DATASET RECORDS
====

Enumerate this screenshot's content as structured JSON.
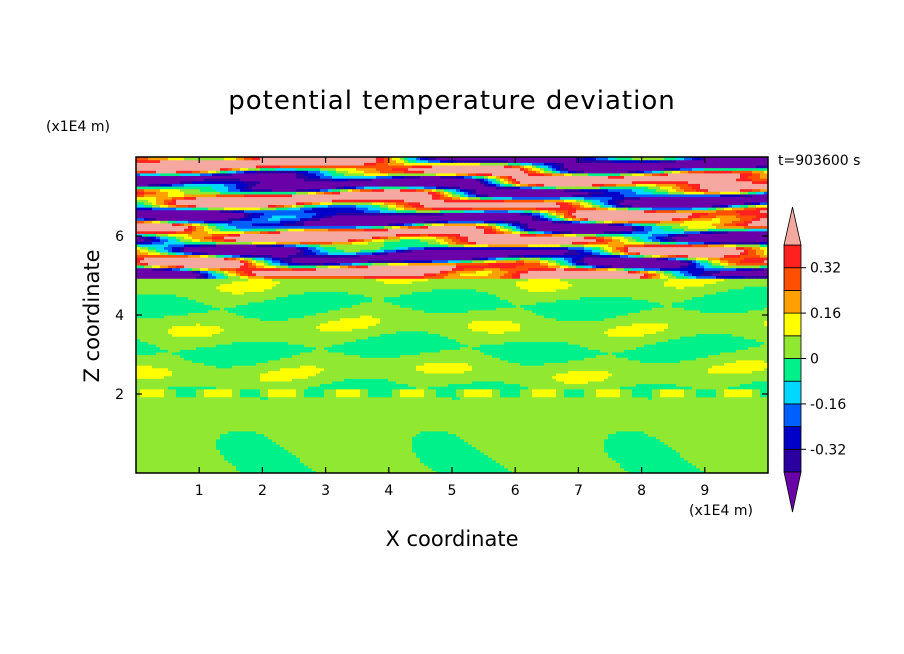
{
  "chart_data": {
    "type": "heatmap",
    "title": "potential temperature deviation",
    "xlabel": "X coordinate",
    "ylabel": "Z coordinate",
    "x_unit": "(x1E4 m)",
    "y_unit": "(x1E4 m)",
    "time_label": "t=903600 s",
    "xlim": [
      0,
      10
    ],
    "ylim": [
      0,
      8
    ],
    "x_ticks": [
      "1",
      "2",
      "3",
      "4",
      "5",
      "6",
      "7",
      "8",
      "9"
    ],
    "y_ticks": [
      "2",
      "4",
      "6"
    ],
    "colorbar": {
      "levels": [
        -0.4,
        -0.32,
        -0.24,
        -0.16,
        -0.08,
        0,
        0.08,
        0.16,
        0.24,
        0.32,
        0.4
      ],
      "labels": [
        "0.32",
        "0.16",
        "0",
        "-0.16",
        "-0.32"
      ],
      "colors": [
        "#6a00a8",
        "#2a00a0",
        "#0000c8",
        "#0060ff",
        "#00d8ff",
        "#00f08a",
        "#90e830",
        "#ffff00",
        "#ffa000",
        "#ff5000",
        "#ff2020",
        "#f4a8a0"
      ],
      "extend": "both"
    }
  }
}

====

DESCRIPTION OF THE TASK
Determine how many lines include the string "coordinate". Give no answer but the number.

PROBLEM SOLUTION
2